_Supplied records_
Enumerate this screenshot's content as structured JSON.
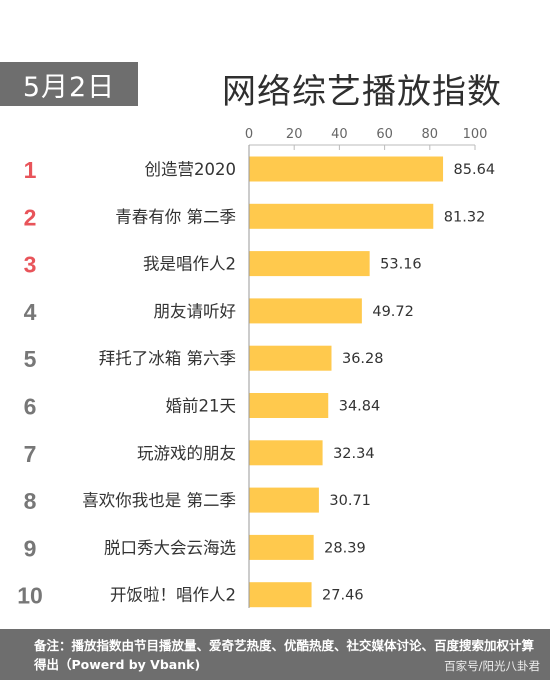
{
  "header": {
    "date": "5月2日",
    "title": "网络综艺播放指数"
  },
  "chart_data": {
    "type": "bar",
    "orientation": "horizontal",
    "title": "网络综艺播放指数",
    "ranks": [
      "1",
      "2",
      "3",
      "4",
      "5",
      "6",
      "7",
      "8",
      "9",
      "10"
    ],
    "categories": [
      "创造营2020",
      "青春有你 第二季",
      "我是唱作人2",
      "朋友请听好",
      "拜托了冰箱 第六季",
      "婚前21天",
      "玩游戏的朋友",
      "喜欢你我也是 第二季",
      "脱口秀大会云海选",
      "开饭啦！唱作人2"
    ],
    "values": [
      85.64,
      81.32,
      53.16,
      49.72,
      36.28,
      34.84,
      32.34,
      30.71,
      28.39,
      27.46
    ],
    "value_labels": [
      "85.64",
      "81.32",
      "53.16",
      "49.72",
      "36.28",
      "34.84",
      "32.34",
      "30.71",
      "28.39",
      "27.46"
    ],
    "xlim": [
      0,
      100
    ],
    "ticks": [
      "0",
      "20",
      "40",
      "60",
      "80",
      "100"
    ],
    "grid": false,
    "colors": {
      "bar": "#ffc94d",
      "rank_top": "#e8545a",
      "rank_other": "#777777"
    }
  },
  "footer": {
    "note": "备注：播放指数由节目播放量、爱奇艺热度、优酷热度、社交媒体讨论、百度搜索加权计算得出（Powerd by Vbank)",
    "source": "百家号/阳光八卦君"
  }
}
---
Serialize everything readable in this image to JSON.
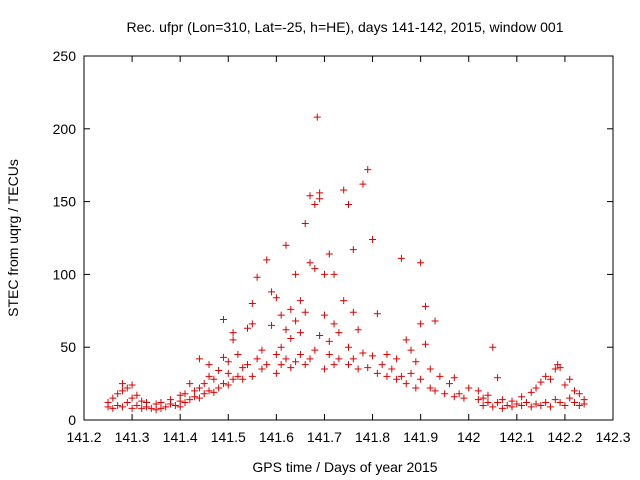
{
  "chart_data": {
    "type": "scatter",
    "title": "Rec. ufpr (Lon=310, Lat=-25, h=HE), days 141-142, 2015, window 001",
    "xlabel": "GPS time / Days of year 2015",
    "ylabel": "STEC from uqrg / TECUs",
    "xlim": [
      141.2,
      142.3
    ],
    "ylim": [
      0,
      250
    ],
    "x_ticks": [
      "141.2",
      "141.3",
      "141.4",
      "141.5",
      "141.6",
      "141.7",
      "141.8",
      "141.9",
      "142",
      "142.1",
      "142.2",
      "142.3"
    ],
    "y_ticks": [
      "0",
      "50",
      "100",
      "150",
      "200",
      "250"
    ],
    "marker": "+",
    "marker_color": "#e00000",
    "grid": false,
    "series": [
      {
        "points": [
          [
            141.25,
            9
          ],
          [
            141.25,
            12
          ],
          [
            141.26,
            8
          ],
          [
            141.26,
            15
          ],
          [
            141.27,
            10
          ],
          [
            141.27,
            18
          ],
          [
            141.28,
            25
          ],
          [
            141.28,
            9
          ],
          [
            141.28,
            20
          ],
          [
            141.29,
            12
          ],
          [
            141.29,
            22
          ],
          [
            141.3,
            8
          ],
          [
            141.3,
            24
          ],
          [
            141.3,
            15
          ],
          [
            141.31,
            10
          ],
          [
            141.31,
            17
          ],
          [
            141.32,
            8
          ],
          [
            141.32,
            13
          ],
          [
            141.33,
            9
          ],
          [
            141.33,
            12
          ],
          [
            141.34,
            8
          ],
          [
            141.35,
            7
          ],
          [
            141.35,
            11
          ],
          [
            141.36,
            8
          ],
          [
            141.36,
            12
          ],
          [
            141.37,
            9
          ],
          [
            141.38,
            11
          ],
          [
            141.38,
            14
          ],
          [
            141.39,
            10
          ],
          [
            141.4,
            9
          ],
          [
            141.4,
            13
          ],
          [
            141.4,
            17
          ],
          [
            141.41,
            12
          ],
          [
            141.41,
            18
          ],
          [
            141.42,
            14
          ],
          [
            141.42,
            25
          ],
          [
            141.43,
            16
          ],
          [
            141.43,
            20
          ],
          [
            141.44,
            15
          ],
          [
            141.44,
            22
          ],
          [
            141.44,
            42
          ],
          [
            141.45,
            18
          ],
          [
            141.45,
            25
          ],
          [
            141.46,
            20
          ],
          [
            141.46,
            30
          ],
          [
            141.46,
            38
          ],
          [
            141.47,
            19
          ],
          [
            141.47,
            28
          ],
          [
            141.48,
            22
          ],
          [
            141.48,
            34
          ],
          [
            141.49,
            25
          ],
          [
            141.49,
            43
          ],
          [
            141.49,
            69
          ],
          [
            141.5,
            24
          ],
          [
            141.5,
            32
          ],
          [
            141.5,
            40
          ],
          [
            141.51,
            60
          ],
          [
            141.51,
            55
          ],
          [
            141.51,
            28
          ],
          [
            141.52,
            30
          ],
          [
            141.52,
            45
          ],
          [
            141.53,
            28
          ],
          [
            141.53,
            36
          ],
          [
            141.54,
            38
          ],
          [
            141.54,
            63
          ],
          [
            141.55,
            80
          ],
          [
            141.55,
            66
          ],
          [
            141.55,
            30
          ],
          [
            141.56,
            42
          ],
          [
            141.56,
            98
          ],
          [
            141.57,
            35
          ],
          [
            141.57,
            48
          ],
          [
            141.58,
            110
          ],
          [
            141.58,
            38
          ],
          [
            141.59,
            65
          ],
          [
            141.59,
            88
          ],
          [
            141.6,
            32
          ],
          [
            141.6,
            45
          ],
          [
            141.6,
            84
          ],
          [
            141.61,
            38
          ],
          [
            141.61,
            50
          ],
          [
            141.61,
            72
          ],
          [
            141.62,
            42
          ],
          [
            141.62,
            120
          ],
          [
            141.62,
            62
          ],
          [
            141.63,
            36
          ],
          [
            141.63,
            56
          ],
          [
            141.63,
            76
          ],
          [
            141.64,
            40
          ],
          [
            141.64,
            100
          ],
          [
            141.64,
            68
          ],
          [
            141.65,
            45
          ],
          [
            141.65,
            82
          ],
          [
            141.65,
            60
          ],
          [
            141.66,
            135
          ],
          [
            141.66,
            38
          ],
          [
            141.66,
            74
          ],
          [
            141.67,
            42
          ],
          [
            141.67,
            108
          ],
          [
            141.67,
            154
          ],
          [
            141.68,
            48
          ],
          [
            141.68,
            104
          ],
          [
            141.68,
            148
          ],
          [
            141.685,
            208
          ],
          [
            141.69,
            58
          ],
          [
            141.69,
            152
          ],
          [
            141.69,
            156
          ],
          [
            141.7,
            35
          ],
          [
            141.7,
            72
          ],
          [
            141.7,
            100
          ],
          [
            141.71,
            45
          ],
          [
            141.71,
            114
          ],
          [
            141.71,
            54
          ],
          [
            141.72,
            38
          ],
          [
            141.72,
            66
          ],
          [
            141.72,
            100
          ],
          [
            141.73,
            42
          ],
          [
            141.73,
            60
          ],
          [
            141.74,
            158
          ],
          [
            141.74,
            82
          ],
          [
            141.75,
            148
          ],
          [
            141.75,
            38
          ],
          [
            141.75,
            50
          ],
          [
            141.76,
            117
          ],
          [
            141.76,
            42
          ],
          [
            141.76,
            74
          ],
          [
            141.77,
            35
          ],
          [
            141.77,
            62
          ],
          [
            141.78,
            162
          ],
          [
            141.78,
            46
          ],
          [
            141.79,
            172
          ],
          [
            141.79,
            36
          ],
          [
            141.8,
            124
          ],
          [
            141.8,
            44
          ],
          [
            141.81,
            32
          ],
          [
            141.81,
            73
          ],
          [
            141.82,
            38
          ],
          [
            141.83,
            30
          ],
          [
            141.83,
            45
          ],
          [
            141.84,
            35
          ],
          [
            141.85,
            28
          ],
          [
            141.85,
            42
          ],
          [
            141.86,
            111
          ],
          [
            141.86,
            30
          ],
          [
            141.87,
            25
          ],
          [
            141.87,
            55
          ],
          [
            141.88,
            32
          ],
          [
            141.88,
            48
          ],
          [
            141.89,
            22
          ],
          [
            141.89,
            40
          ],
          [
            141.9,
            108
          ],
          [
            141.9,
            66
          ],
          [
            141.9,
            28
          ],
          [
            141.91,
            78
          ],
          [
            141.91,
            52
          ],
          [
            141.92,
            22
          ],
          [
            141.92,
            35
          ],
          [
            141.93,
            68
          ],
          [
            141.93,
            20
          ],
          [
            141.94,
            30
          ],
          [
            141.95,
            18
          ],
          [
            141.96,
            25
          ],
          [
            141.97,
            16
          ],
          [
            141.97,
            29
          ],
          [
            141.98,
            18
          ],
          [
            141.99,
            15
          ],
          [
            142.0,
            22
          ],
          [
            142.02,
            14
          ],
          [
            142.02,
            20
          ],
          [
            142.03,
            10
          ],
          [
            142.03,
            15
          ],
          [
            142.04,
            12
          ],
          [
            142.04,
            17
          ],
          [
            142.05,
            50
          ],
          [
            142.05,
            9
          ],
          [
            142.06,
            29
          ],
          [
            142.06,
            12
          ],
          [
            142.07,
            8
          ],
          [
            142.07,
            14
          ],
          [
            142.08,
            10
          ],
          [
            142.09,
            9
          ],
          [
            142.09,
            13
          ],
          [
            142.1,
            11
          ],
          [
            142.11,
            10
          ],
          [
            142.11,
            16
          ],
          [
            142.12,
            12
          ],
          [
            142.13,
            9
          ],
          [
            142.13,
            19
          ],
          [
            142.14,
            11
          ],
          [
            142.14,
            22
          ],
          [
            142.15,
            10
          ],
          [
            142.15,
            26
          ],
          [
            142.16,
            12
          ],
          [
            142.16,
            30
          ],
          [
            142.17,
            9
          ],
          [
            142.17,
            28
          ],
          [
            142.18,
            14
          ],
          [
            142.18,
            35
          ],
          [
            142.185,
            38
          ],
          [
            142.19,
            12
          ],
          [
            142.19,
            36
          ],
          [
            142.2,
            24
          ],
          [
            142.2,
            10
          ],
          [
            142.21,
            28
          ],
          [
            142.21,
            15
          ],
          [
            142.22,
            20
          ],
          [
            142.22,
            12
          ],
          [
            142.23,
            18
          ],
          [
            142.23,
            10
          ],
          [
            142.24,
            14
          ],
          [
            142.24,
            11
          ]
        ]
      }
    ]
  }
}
--
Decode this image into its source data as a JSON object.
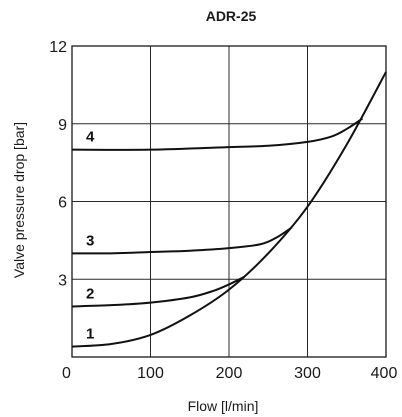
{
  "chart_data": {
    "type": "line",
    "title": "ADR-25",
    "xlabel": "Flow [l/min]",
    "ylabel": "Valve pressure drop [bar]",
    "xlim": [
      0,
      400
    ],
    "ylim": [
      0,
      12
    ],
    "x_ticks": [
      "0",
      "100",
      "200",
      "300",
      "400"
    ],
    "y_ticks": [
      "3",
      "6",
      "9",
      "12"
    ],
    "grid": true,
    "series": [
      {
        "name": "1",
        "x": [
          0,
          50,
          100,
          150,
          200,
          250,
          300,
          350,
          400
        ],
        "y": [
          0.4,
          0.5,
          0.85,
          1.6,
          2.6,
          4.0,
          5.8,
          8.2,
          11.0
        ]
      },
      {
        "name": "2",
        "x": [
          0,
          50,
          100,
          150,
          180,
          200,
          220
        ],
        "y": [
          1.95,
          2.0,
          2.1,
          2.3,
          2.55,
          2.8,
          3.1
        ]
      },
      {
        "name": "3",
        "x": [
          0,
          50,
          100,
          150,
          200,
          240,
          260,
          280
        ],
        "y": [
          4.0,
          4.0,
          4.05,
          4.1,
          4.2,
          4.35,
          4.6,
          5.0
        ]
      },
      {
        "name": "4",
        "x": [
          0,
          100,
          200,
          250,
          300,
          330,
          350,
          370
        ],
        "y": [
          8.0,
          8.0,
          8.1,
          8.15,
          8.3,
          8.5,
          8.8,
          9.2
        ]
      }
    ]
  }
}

_Job_
Copy all lines from the data that hold the word "ylabel".

_Written answer_
    "ylabel": "STEC from uqrg / TECUs",
    "ylabel": "Valve pressure drop [bar]",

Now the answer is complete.